◆ Extracted data
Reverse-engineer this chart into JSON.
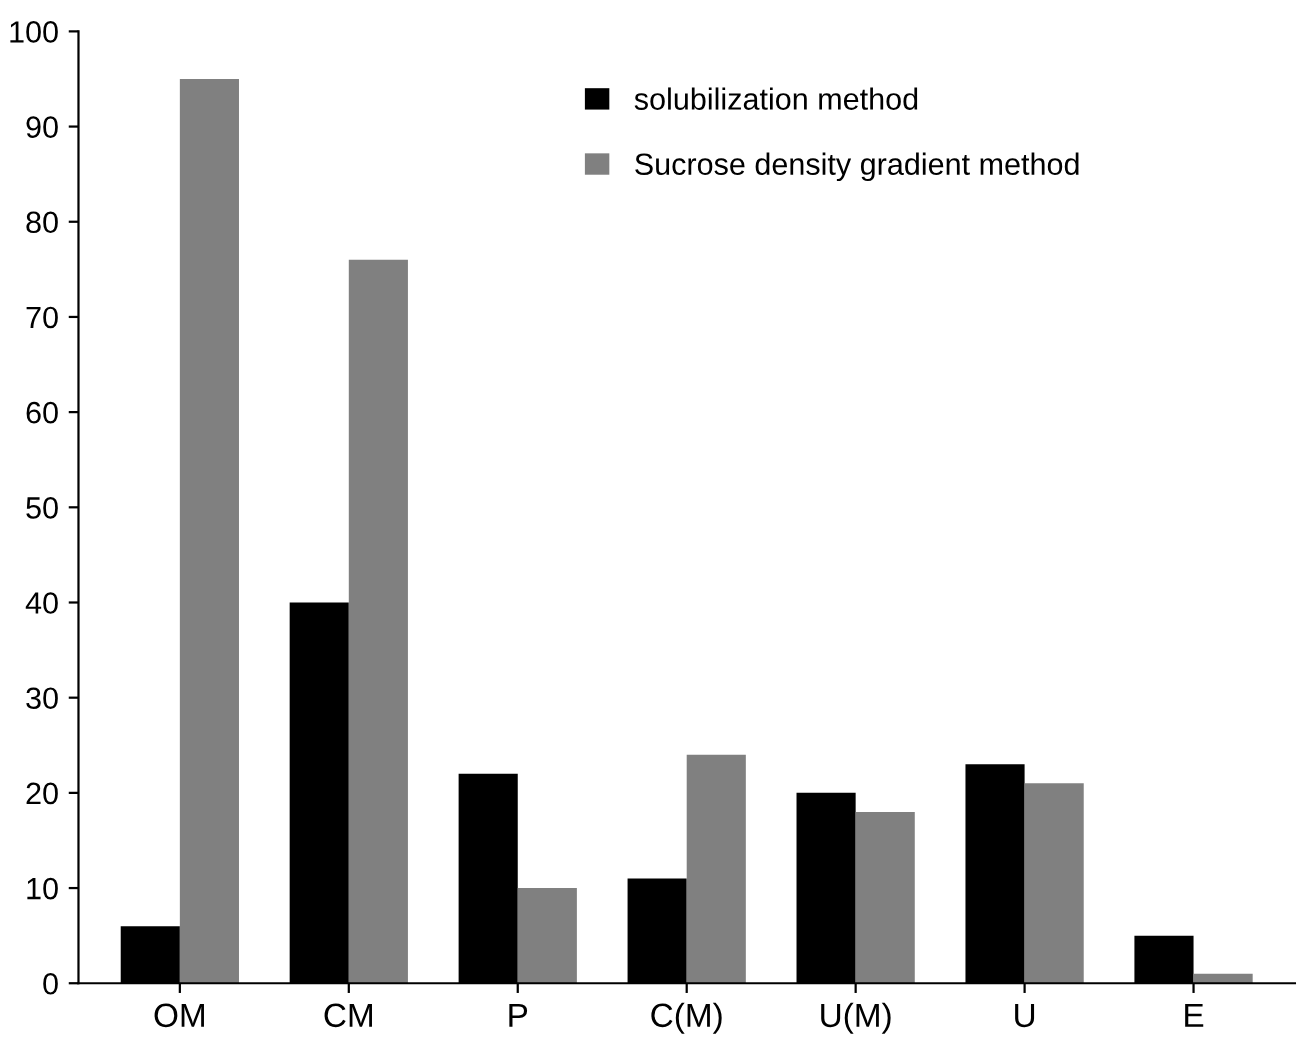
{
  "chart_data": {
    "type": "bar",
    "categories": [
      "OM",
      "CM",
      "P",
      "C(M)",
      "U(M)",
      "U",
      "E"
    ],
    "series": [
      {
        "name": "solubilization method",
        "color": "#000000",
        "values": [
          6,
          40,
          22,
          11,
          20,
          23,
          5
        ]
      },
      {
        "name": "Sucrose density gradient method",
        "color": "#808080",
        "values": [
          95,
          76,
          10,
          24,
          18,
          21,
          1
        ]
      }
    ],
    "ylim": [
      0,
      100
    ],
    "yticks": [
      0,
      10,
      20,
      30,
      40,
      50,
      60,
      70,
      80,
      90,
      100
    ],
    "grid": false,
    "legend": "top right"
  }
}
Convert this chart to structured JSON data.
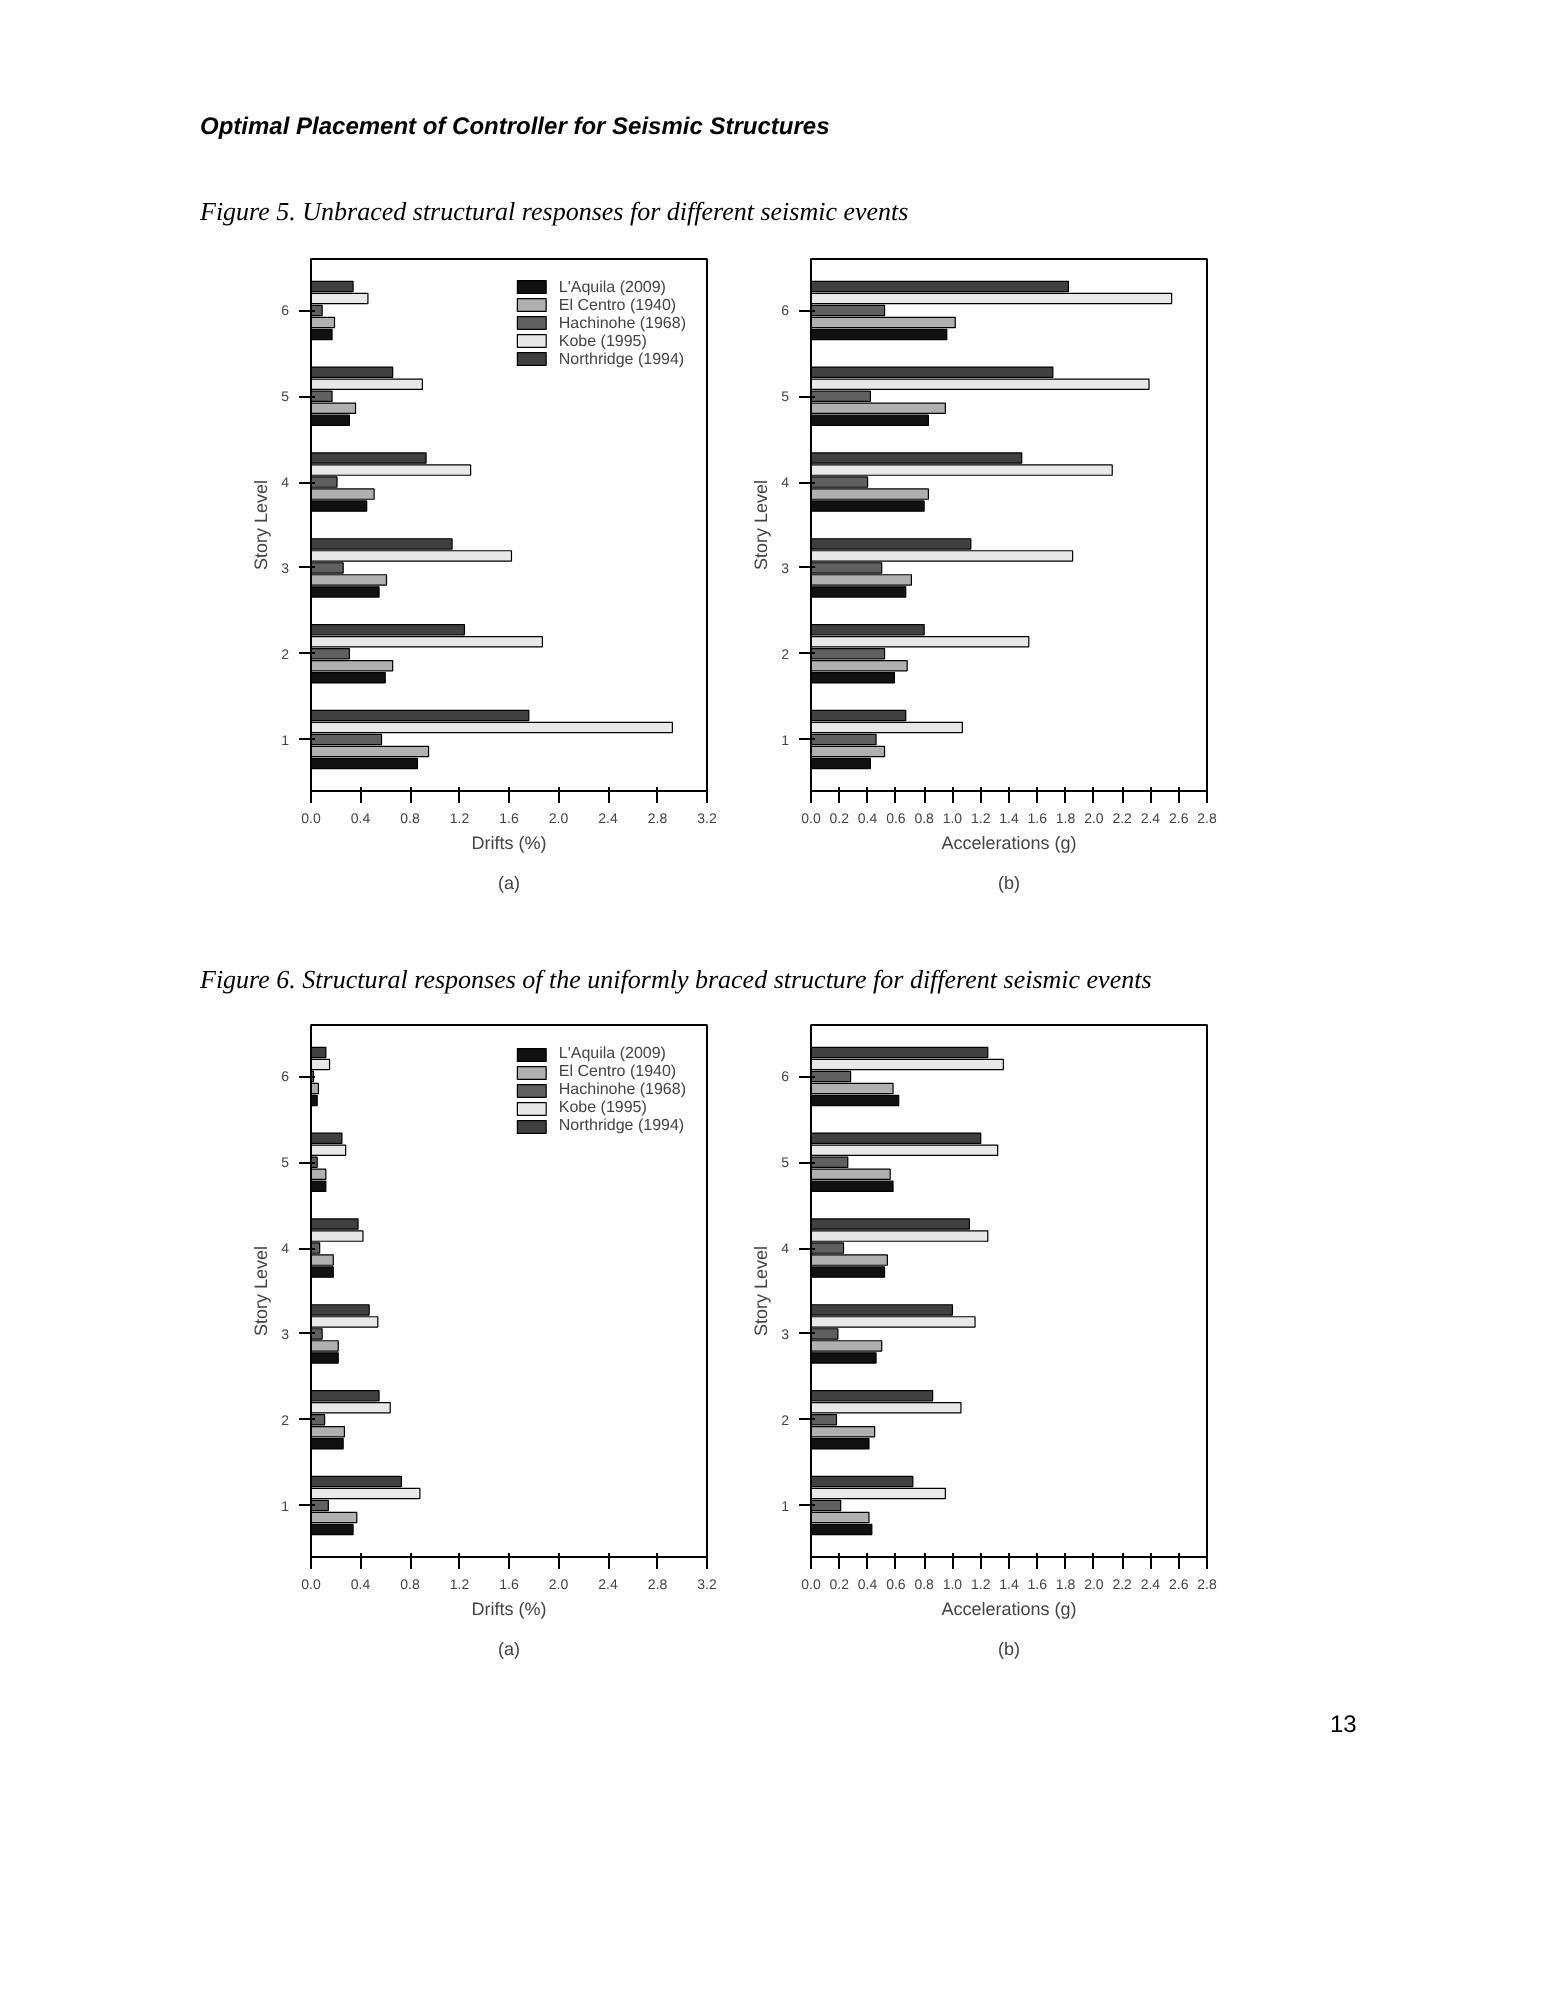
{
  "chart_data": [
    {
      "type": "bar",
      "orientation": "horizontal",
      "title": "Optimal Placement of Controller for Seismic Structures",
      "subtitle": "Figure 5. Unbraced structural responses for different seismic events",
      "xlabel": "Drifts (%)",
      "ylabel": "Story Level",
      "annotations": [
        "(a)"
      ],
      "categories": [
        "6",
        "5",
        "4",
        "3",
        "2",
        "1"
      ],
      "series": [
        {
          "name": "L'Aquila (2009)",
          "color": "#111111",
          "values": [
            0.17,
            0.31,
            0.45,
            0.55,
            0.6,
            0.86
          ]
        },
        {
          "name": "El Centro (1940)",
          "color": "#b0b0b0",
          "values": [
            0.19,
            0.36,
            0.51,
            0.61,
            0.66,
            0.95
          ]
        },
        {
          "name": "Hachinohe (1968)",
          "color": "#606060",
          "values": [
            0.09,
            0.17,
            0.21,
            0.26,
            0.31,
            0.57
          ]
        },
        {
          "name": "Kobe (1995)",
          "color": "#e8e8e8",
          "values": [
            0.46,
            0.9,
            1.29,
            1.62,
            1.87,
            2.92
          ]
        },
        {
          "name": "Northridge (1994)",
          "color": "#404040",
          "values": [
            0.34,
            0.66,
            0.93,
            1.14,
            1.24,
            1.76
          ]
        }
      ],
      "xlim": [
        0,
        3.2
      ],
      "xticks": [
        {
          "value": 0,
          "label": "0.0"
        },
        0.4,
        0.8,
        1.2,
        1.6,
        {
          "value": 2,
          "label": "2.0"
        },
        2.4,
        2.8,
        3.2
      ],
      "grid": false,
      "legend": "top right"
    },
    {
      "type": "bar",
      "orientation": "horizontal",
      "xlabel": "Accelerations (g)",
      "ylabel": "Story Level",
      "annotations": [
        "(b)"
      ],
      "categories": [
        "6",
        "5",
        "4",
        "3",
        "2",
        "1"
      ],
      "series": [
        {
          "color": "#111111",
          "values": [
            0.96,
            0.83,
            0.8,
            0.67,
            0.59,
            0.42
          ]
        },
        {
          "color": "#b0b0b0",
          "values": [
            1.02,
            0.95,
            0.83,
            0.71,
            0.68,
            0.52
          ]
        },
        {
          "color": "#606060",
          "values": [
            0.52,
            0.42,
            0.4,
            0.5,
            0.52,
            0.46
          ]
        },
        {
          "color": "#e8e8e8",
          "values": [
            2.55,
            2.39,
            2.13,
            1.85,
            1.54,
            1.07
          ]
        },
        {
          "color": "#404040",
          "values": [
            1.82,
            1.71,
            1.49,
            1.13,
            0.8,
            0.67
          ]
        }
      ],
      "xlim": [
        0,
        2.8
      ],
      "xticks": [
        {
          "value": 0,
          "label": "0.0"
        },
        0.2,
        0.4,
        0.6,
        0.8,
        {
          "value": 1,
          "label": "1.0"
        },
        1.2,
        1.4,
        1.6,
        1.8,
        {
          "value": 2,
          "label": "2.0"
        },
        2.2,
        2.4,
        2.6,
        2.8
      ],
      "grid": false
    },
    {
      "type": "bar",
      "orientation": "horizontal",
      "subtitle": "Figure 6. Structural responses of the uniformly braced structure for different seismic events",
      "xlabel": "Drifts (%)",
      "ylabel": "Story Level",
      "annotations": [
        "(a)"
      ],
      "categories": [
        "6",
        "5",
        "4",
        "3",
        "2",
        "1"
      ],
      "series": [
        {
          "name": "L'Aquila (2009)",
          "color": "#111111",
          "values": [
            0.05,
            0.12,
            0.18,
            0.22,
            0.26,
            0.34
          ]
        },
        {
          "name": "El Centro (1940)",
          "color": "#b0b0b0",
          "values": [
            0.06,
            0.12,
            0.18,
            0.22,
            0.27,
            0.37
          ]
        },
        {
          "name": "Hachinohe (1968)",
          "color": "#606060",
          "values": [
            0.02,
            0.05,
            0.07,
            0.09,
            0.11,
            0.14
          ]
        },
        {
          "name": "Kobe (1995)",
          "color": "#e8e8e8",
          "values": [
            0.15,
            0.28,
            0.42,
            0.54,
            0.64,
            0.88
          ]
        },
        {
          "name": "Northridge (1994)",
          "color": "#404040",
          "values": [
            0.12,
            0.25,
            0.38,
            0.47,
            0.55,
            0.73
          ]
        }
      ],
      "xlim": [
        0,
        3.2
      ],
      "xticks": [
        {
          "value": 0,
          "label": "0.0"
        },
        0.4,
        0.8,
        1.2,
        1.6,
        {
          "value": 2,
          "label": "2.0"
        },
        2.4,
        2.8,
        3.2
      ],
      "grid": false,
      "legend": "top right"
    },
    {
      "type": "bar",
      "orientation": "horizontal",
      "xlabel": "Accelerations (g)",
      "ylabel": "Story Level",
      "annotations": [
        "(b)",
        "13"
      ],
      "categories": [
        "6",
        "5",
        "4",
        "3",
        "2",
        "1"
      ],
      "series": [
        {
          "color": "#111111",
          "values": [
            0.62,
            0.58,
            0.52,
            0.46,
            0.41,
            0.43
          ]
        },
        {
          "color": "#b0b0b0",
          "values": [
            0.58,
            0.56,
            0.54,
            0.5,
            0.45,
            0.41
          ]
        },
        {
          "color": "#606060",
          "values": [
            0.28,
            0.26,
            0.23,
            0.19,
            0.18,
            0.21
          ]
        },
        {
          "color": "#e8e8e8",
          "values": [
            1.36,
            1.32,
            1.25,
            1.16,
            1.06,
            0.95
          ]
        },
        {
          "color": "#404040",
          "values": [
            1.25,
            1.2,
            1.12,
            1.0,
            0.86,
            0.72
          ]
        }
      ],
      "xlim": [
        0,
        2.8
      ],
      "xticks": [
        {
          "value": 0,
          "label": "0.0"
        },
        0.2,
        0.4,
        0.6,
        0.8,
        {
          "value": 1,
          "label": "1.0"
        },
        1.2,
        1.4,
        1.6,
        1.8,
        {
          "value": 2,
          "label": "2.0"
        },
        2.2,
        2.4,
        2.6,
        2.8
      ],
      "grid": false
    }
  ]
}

◆ Task instructions
Omit every picture while copying the listing above exactly.

◆ Answer below
Reverse-engineer this chart into JSON.
{
  "chart_data": {
    "type": "bar",
    "categories": [
      "OM",
      "CM",
      "P",
      "C(M)",
      "U(M)",
      "U",
      "E"
    ],
    "series": [
      {
        "name": "solubilization method",
        "color": "#000000",
        "values": [
          6,
          40,
          22,
          11,
          20,
          23,
          5
        ]
      },
      {
        "name": "Sucrose density gradient method",
        "color": "#808080",
        "values": [
          95,
          76,
          10,
          24,
          18,
          21,
          1
        ]
      }
    ],
    "ylim": [
      0,
      100
    ],
    "yticks": [
      0,
      10,
      20,
      30,
      40,
      50,
      60,
      70,
      80,
      90,
      100
    ],
    "grid": false,
    "legend": "top right"
  }
}
Convert this chart to structured JSON data.
{
  "chart_data": [
    {
      "type": "bar",
      "orientation": "horizontal",
      "title": "Optimal Placement of Controller for Seismic Structures",
      "subtitle": "Figure 5. Unbraced structural responses for different seismic events",
      "xlabel": "Drifts (%)",
      "ylabel": "Story Level",
      "annotations": [
        "(a)"
      ],
      "categories": [
        "6",
        "5",
        "4",
        "3",
        "2",
        "1"
      ],
      "series": [
        {
          "name": "L'Aquila (2009)",
          "color": "#111111",
          "values": [
            0.17,
            0.31,
            0.45,
            0.55,
            0.6,
            0.86
          ]
        },
        {
          "name": "El Centro (1940)",
          "color": "#b0b0b0",
          "values": [
            0.19,
            0.36,
            0.51,
            0.61,
            0.66,
            0.95
          ]
        },
        {
          "name": "Hachinohe (1968)",
          "color": "#606060",
          "values": [
            0.09,
            0.17,
            0.21,
            0.26,
            0.31,
            0.57
          ]
        },
        {
          "name": "Kobe (1995)",
          "color": "#e8e8e8",
          "values": [
            0.46,
            0.9,
            1.29,
            1.62,
            1.87,
            2.92
          ]
        },
        {
          "name": "Northridge (1994)",
          "color": "#404040",
          "values": [
            0.34,
            0.66,
            0.93,
            1.14,
            1.24,
            1.76
          ]
        }
      ],
      "xlim": [
        0,
        3.2
      ],
      "xticks": [
        {
          "value": 0,
          "label": "0.0"
        },
        0.4,
        0.8,
        1.2,
        1.6,
        {
          "value": 2,
          "label": "2.0"
        },
        2.4,
        2.8,
        3.2
      ],
      "grid": false,
      "legend": "top right"
    },
    {
      "type": "bar",
      "orientation": "horizontal",
      "xlabel": "Accelerations (g)",
      "ylabel": "Story Level",
      "annotations": [
        "(b)"
      ],
      "categories": [
        "6",
        "5",
        "4",
        "3",
        "2",
        "1"
      ],
      "series": [
        {
          "color": "#111111",
          "values": [
            0.96,
            0.83,
            0.8,
            0.67,
            0.59,
            0.42
          ]
        },
        {
          "color": "#b0b0b0",
          "values": [
            1.02,
            0.95,
            0.83,
            0.71,
            0.68,
            0.52
          ]
        },
        {
          "color": "#606060",
          "values": [
            0.52,
            0.42,
            0.4,
            0.5,
            0.52,
            0.46
          ]
        },
        {
          "color": "#e8e8e8",
          "values": [
            2.55,
            2.39,
            2.13,
            1.85,
            1.54,
            1.07
          ]
        },
        {
          "color": "#404040",
          "values": [
            1.82,
            1.71,
            1.49,
            1.13,
            0.8,
            0.67
          ]
        }
      ],
      "xlim": [
        0,
        2.8
      ],
      "xticks": [
        {
          "value": 0,
          "label": "0.0"
        },
        0.2,
        0.4,
        0.6,
        0.8,
        {
          "value": 1,
          "label": "1.0"
        },
        1.2,
        1.4,
        1.6,
        1.8,
        {
          "value": 2,
          "label": "2.0"
        },
        2.2,
        2.4,
        2.6,
        2.8
      ],
      "grid": false
    },
    {
      "type": "bar",
      "orientation": "horizontal",
      "subtitle": "Figure 6. Structural responses of the uniformly braced structure for different seismic events",
      "xlabel": "Drifts (%)",
      "ylabel": "Story Level",
      "annotations": [
        "(a)"
      ],
      "categories": [
        "6",
        "5",
        "4",
        "3",
        "2",
        "1"
      ],
      "series": [
        {
          "name": "L'Aquila (2009)",
          "color": "#111111",
          "values": [
            0.05,
            0.12,
            0.18,
            0.22,
            0.26,
            0.34
          ]
        },
        {
          "name": "El Centro (1940)",
          "color": "#b0b0b0",
          "values": [
            0.06,
            0.12,
            0.18,
            0.22,
            0.27,
            0.37
          ]
        },
        {
          "name": "Hachinohe (1968)",
          "color": "#606060",
          "values": [
            0.02,
            0.05,
            0.07,
            0.09,
            0.11,
            0.14
          ]
        },
        {
          "name": "Kobe (1995)",
          "color": "#e8e8e8",
          "values": [
            0.15,
            0.28,
            0.42,
            0.54,
            0.64,
            0.88
          ]
        },
        {
          "name": "Northridge (1994)",
          "color": "#404040",
          "values": [
            0.12,
            0.25,
            0.38,
            0.47,
            0.55,
            0.73
          ]
        }
      ],
      "xlim": [
        0,
        3.2
      ],
      "xticks": [
        {
          "value": 0,
          "label": "0.0"
        },
        0.4,
        0.8,
        1.2,
        1.6,
        {
          "value": 2,
          "label": "2.0"
        },
        2.4,
        2.8,
        3.2
      ],
      "grid": false,
      "legend": "top right"
    },
    {
      "type": "bar",
      "orientation": "horizontal",
      "xlabel": "Accelerations (g)",
      "ylabel": "Story Level",
      "annotations": [
        "(b)",
        "13"
      ],
      "categories": [
        "6",
        "5",
        "4",
        "3",
        "2",
        "1"
      ],
      "series": [
        {
          "color": "#111111",
          "values": [
            0.62,
            0.58,
            0.52,
            0.46,
            0.41,
            0.43
          ]
        },
        {
          "color": "#b0b0b0",
          "values": [
            0.58,
            0.56,
            0.54,
            0.5,
            0.45,
            0.41
          ]
        },
        {
          "color": "#606060",
          "values": [
            0.28,
            0.26,
            0.23,
            0.19,
            0.18,
            0.21
          ]
        },
        {
          "color": "#e8e8e8",
          "values": [
            1.36,
            1.32,
            1.25,
            1.16,
            1.06,
            0.95
          ]
        },
        {
          "color": "#404040",
          "values": [
            1.25,
            1.2,
            1.12,
            1.0,
            0.86,
            0.72
          ]
        }
      ],
      "xlim": [
        0,
        2.8
      ],
      "xticks": [
        {
          "value": 0,
          "label": "0.0"
        },
        0.2,
        0.4,
        0.6,
        0.8,
        {
          "value": 1,
          "label": "1.0"
        },
        1.2,
        1.4,
        1.6,
        1.8,
        {
          "value": 2,
          "label": "2.0"
        },
        2.2,
        2.4,
        2.6,
        2.8
      ],
      "grid": false
    }
  ]
}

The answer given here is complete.